EXERCISE PROMPT —
Determine the count of lines holding "Pellentesque" and give that count alone.
--- start DATASET ---
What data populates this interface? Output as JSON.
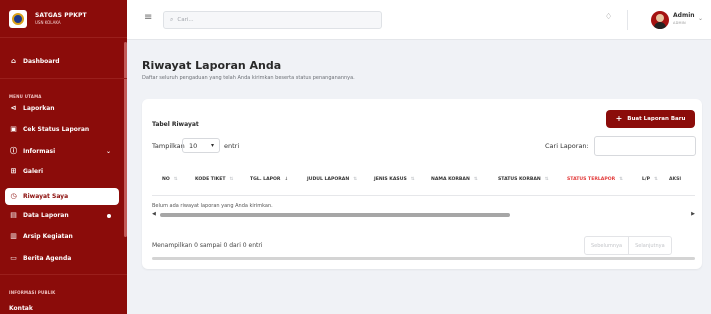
{
  "brand": {
    "title": "SATGAS PPKPT",
    "subtitle": "USN KOLAKA"
  },
  "sidebar": {
    "dashboard": "Dashboard",
    "section_main": "MENU UTAMA",
    "items": [
      {
        "label": "Laporkan",
        "icon": "megaphone-icon"
      },
      {
        "label": "Cek Status Laporan",
        "icon": "clipboard-icon"
      },
      {
        "label": "Informasi",
        "icon": "info-icon"
      },
      {
        "label": "Galeri",
        "icon": "gallery-icon"
      },
      {
        "label": "Riwayat Saya",
        "icon": "history-icon"
      },
      {
        "label": "Data Laporan",
        "icon": "document-icon"
      },
      {
        "label": "Arsip Kegiatan",
        "icon": "archive-icon"
      },
      {
        "label": "Berita Agenda",
        "icon": "news-icon"
      }
    ],
    "section_public": "INFORMASI PUBLIK",
    "public_items": [
      {
        "label": "Kontak"
      }
    ]
  },
  "topbar": {
    "search_placeholder": "Cari...",
    "user": {
      "name": "Admin",
      "role": "ADMIN"
    }
  },
  "page": {
    "title": "Riwayat Laporan Anda",
    "subtitle": "Daftar seluruh pengaduan yang telah Anda kirimkan beserta status penanganannya."
  },
  "card": {
    "title": "Tabel Riwayat",
    "new_button": "Buat Laporan Baru",
    "show_label": "Tampilkan",
    "entries_value": "10",
    "entries_label": "entri",
    "search_label": "Cari Laporan:",
    "columns": [
      "NO",
      "KODE TIKET",
      "TGL. LAPOR",
      "JUDUL LAPORAN",
      "JENIS KASUS",
      "NAMA KORBAN",
      "STATUS KORBAN",
      "STATUS TERLAPOR",
      "L/P",
      "AKSI"
    ],
    "empty_message": "Belum ada riwayat laporan yang Anda kirimkan.",
    "info": "Menampilkan 0 sampai 0 dari 0 entri",
    "prev": "Sebelumnya",
    "next": "Selanjutnya"
  },
  "colors": {
    "primary": "#8b0c0a",
    "highlight": "#e23a3a"
  }
}
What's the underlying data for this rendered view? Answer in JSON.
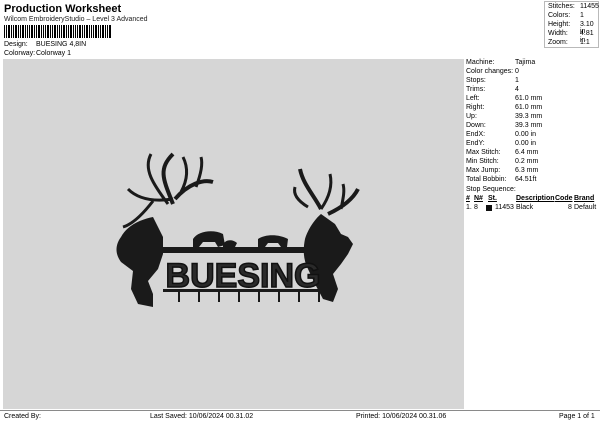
{
  "header": {
    "title": "Production Worksheet",
    "subtitle": "Wilcom EmbroideryStudio – Level 3 Advanced"
  },
  "meta": {
    "design_label": "Design:",
    "design_value": "BUESING 4,8IN",
    "colorway_label": "Colorway:",
    "colorway_value": "Colorway 1"
  },
  "stats": [
    {
      "label": "Stitches:",
      "value": "11455"
    },
    {
      "label": "Colors:",
      "value": "1"
    },
    {
      "label": "Height:",
      "value": "3.10 in"
    },
    {
      "label": "Width:",
      "value": "4.81 in"
    },
    {
      "label": "Zoom:",
      "value": "1:1"
    }
  ],
  "design": {
    "name_text": "BUESING",
    "thread_color": "#1a1a1a",
    "background": "#d6d6d6"
  },
  "info": [
    {
      "label": "Machine:",
      "value": "Tajima"
    },
    {
      "label": "Color changes:",
      "value": "0"
    },
    {
      "label": "Stops:",
      "value": "1"
    },
    {
      "label": "Trims:",
      "value": "4"
    },
    {
      "label": "Left:",
      "value": "61.0 mm"
    },
    {
      "label": "Right:",
      "value": "61.0 mm"
    },
    {
      "label": "Up:",
      "value": "39.3 mm"
    },
    {
      "label": "Down:",
      "value": "39.3 mm"
    },
    {
      "label": "EndX:",
      "value": "0.00 in"
    },
    {
      "label": "EndY:",
      "value": "0.00 in"
    },
    {
      "label": "Max Stitch:",
      "value": "6.4 mm"
    },
    {
      "label": "Min Stitch:",
      "value": "0.2 mm"
    },
    {
      "label": "Max Jump:",
      "value": "6.3 mm"
    },
    {
      "label": "Total Bobbin:",
      "value": "64.51ft"
    }
  ],
  "stop_sequence": {
    "title": "Stop Sequence:",
    "headers": {
      "num": "#",
      "n": "N#",
      "st": "St.",
      "desc": "Description",
      "code": "Code",
      "brand": "Brand"
    },
    "rows": [
      {
        "num": "1.",
        "n": "8",
        "st": "11453",
        "desc": "Black",
        "code": "8",
        "brand": "Default",
        "swatch": "#111111"
      }
    ]
  },
  "footer": {
    "created": "Created By:",
    "last_saved": "Last Saved: 10/06/2024 00.31.02",
    "printed": "Printed: 10/06/2024 00.31.06",
    "page": "Page 1 of 1"
  }
}
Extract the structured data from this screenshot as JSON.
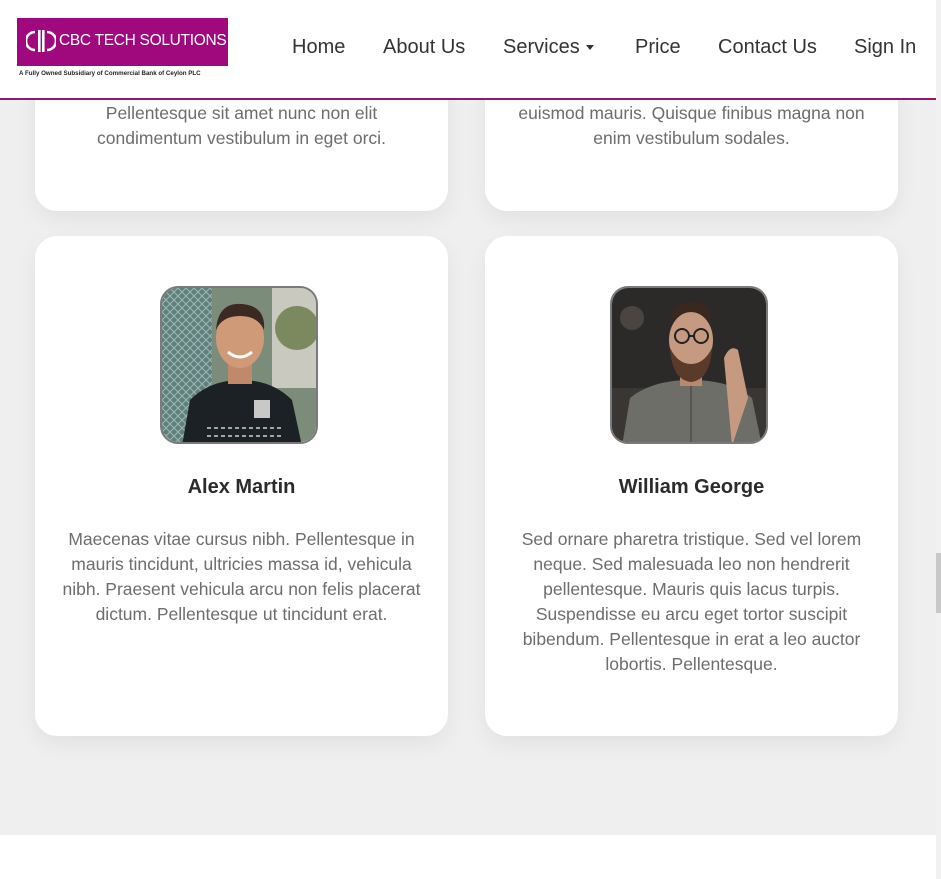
{
  "header": {
    "logo_text": "CBC TECH SOLUTIONS",
    "logo_tagline": "A Fully Owned Subsidiary of Commercial Bank of Ceylon PLC",
    "brand_color": "#a0097e",
    "nav": {
      "home": "Home",
      "about": "About Us",
      "services": "Services",
      "price": "Price",
      "contact": "Contact Us",
      "signin": "Sign In"
    }
  },
  "cards": [
    {
      "text": "Pellentesque sit amet nunc non elit condimentum vestibulum in eget orci."
    },
    {
      "text": "euismod mauris. Quisque finibus magna non enim vestibulum sodales."
    },
    {
      "name": "Alex Martin",
      "photo": "avatar-photo",
      "text": "Maecenas vitae cursus nibh. Pellentesque in mauris tincidunt, ultricies massa id, vehicula nibh. Praesent vehicula arcu non felis placerat dictum. Pellentesque ut tincidunt erat."
    },
    {
      "name": "William George",
      "photo": "avatar-photo",
      "text": "Sed ornare pharetra tristique. Sed vel lorem neque. Sed malesuada leo non hendrerit pellentesque. Mauris quis lacus turpis. Suspendisse eu arcu eget tortor suscipit bibendum. Pellentesque in erat a leo auctor lobortis. Pellentesque."
    }
  ]
}
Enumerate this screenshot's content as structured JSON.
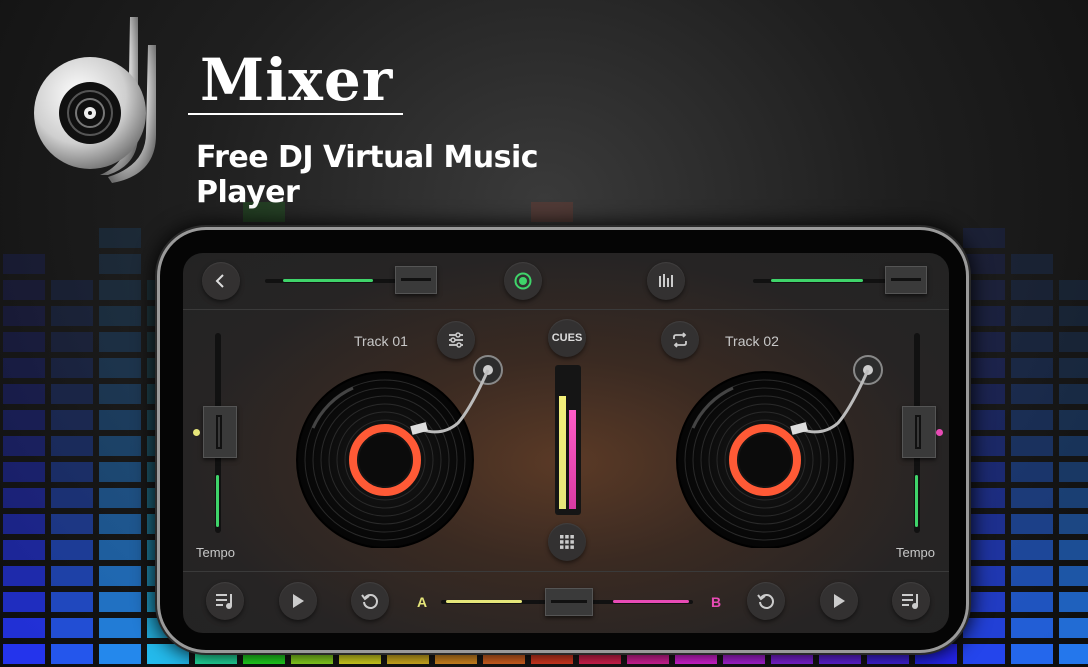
{
  "branding": {
    "app_name": "Mixer",
    "tagline": "Free DJ Virtual Music Player",
    "logo_icon": "dj-vinyl-logo"
  },
  "colors": {
    "deck_a_accent": "#e6e67a",
    "deck_b_accent": "#e84bb5",
    "green_level": "#3fd46a",
    "platter_ring": "#ff5a36"
  },
  "top_bar": {
    "back_icon": "chevron-left-icon",
    "record_icon": "record-dot-icon",
    "equalizer_icon": "equalizer-bars-icon"
  },
  "deck_a": {
    "track_name": "Track 01",
    "tempo_label": "Tempo",
    "settings_icon": "sliders-icon",
    "volume_level": 0.75,
    "tempo_level": 0.5
  },
  "deck_b": {
    "track_name": "Track 02",
    "tempo_label": "Tempo",
    "sync_icon": "repeat-icon",
    "volume_level": 0.75,
    "tempo_level": 0.5
  },
  "center": {
    "cues_label": "CUES",
    "grid_icon": "grid-icon",
    "meter_a": 0.82,
    "meter_b": 0.72
  },
  "bottom_bar": {
    "crossfader_left_label": "A",
    "crossfader_right_label": "B",
    "crossfader_position": 0.5,
    "playlist_icon": "playlist-icon",
    "play_icon": "play-icon",
    "reset_icon": "undo-icon"
  }
}
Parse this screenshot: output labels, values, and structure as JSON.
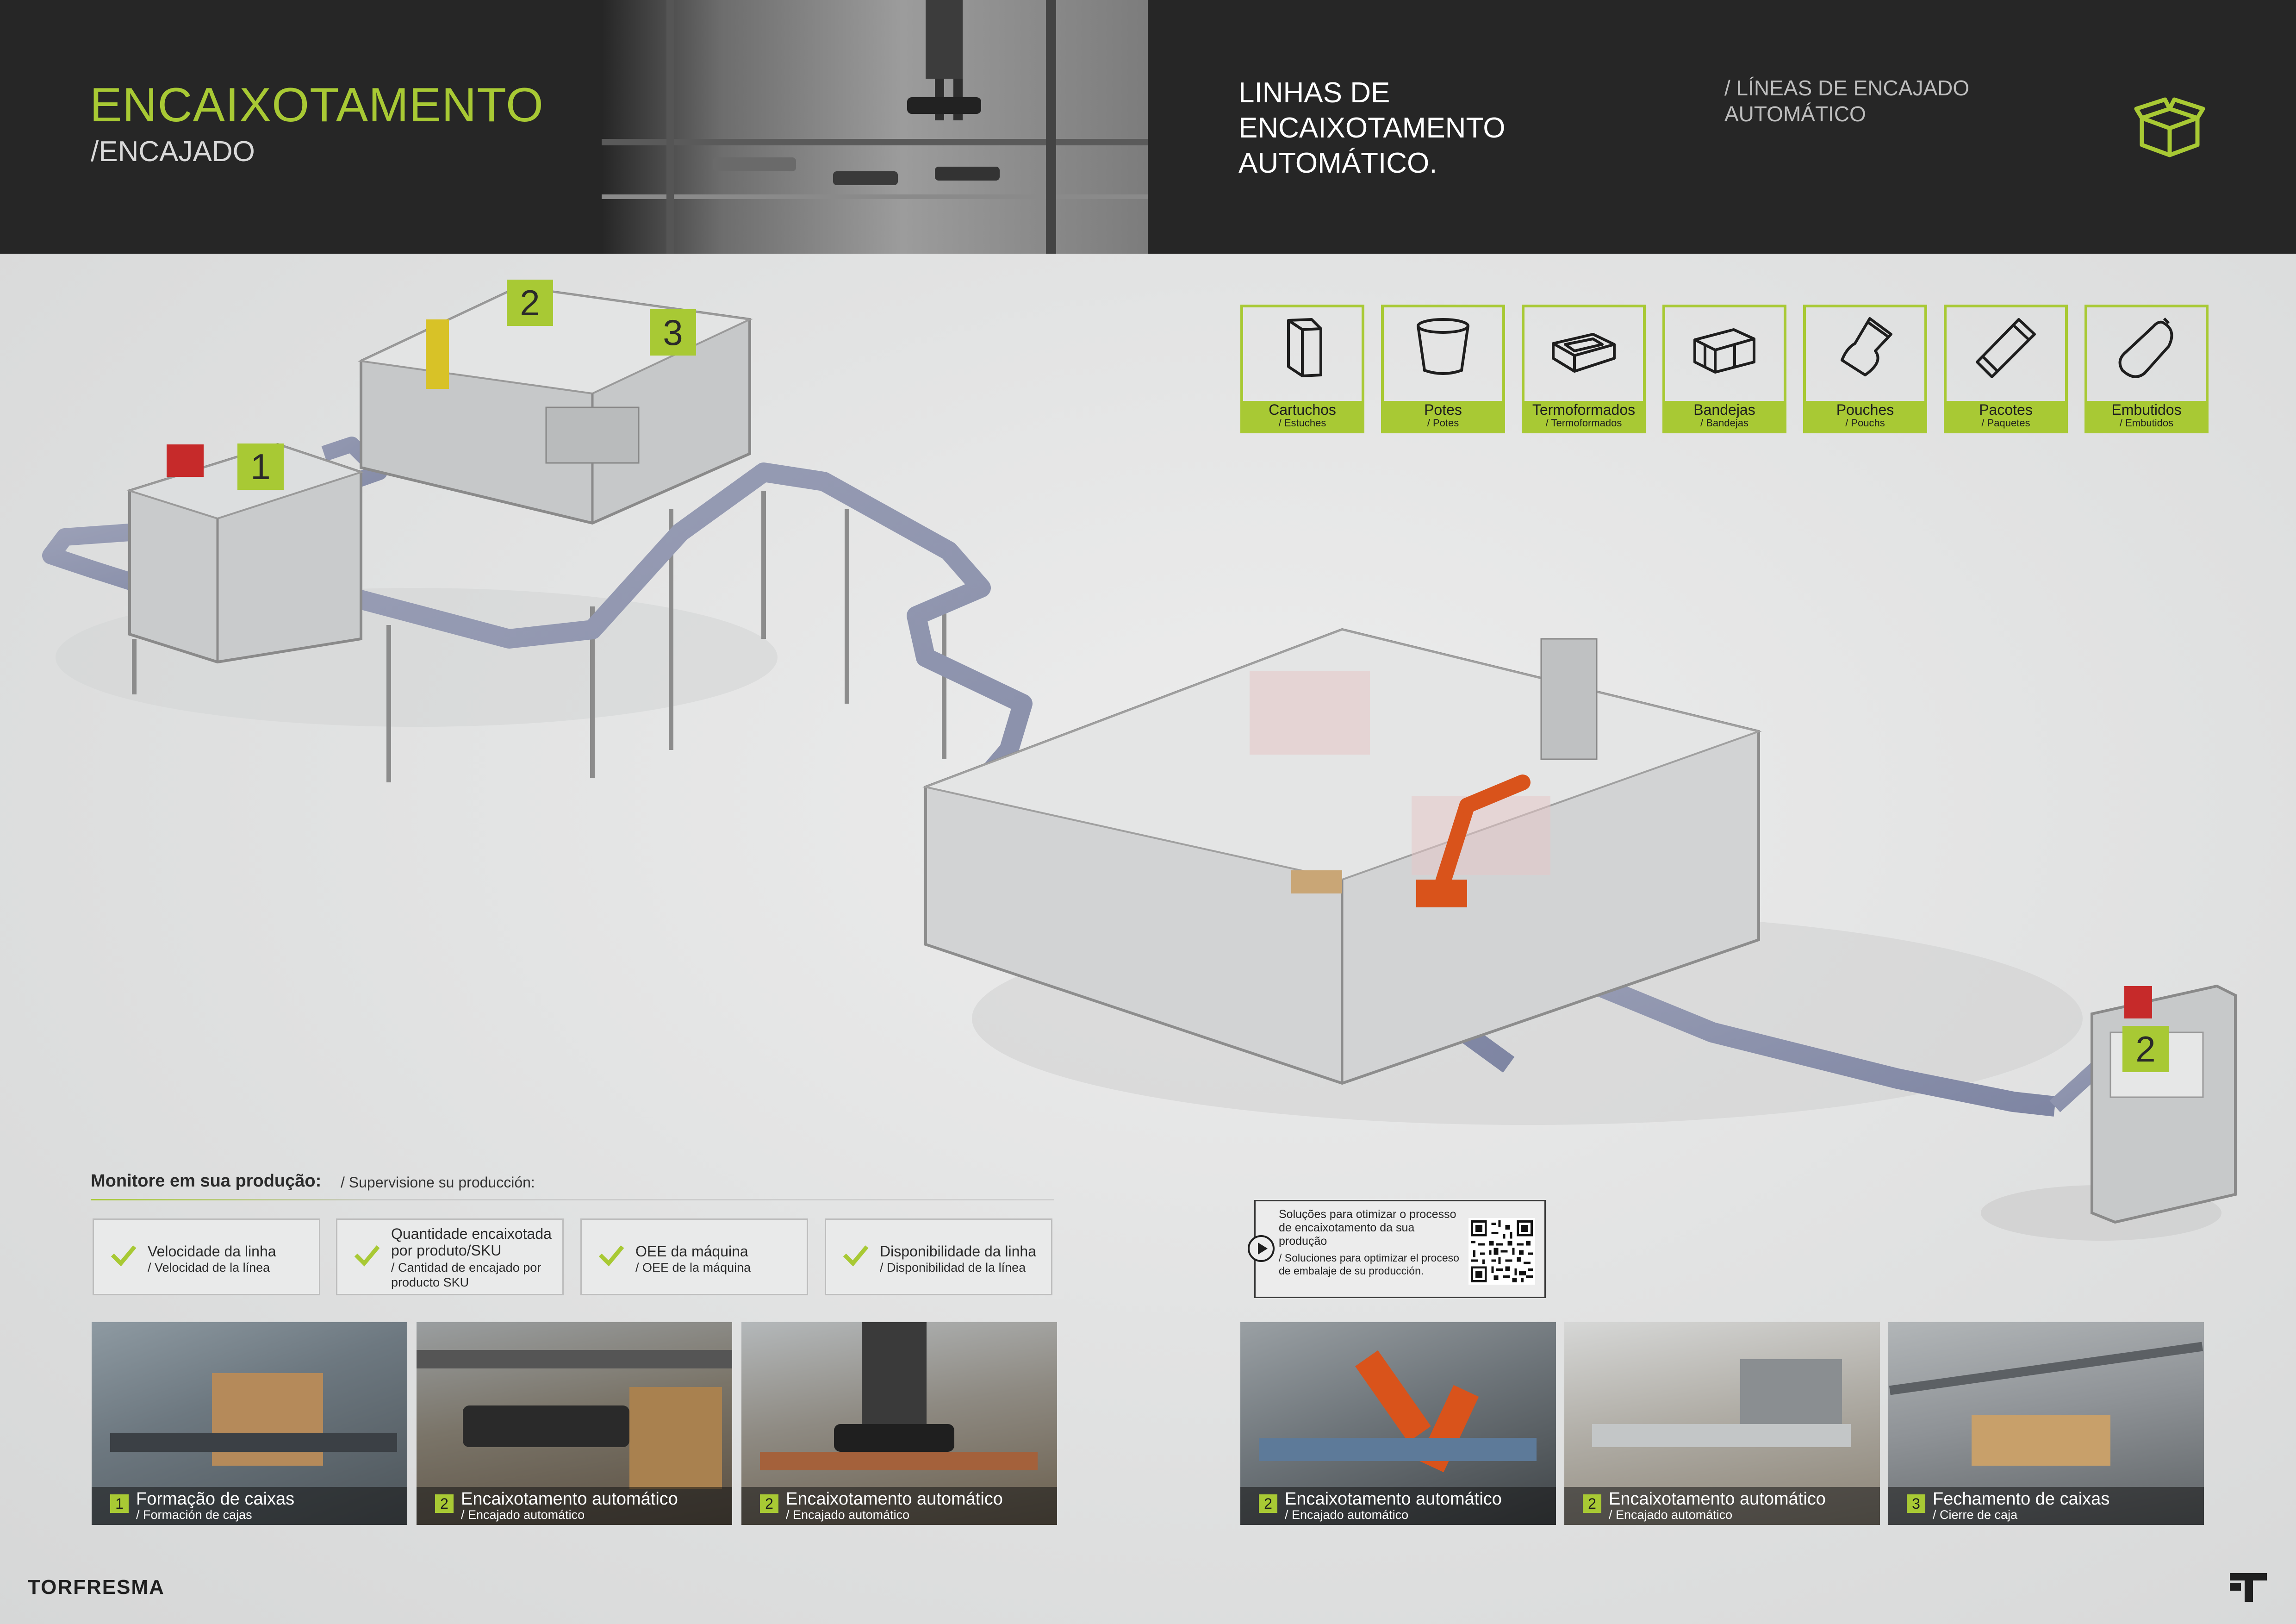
{
  "header": {
    "title": "ENCAIXOTAMENTO",
    "subtitle": "/ENCAJADO",
    "right_title_line1": "LINHAS DE ENCAIXOTAMENTO",
    "right_title_line2": "AUTOMÁTICO.",
    "right_sub_line1": "/ LÍNEAS DE ENCAJADO",
    "right_sub_line2": "AUTOMÁTICO",
    "icon": "box-icon"
  },
  "diagram": {
    "markers": [
      "1",
      "2",
      "3",
      "2"
    ]
  },
  "products": [
    {
      "label": "Cartuchos",
      "sub": "/ Estuches",
      "icon": "carton-icon"
    },
    {
      "label": "Potes",
      "sub": "/ Potes",
      "icon": "pot-icon"
    },
    {
      "label": "Termoformados",
      "sub": "/ Termoformados",
      "icon": "thermoformed-icon"
    },
    {
      "label": "Bandejas",
      "sub": "/ Bandejas",
      "icon": "tray-icon"
    },
    {
      "label": "Pouches",
      "sub": "/ Pouchs",
      "icon": "pouch-icon"
    },
    {
      "label": "Pacotes",
      "sub": "/ Paquetes",
      "icon": "packet-icon"
    },
    {
      "label": "Embutidos",
      "sub": "/ Embutidos",
      "icon": "sausage-icon"
    }
  ],
  "monitor": {
    "title": "Monitore em sua produção:",
    "subtitle": "/ Supervisione su producción:",
    "items": [
      {
        "l1": "Velocidade da linha",
        "l2": "/ Velocidad de la línea"
      },
      {
        "l1a": "Quantidade encaixotada",
        "l1b": "por produto/SKU",
        "l2a": "/ Cantidad de encajado por",
        "l2b": "producto SKU"
      },
      {
        "l1": "OEE da máquina",
        "l2": "/ OEE de la máquina"
      },
      {
        "l1": "Disponibilidade da linha",
        "l2": "/ Disponibilidad de la línea"
      }
    ]
  },
  "qr": {
    "text1": "Soluções para otimizar o processo de encaixotamento da sua produção",
    "text2": "/ Soluciones para optimizar el proceso de embalaje de su producción."
  },
  "photos_left": [
    {
      "num": "1",
      "title": "Formação de caixas",
      "sub": "/ Formación de cajas"
    },
    {
      "num": "2",
      "title": "Encaixotamento automático",
      "sub": "/ Encajado automático"
    },
    {
      "num": "2",
      "title": "Encaixotamento automático",
      "sub": "/ Encajado automático"
    }
  ],
  "photos_right": [
    {
      "num": "2",
      "title": "Encaixotamento automático",
      "sub": "/ Encajado automático"
    },
    {
      "num": "2",
      "title": "Encaixotamento automático",
      "sub": "/ Encajado automático"
    },
    {
      "num": "3",
      "title": "Fechamento de caixas",
      "sub": "/ Cierre de caja"
    }
  ],
  "footer": {
    "brand": "TORFRESMA"
  },
  "colors": {
    "accent": "#a8c934",
    "header_bg": "#262626",
    "scene_bg": "#e2e3e3"
  }
}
--- end DATASET ---
COMPLETE OUTPUT —
3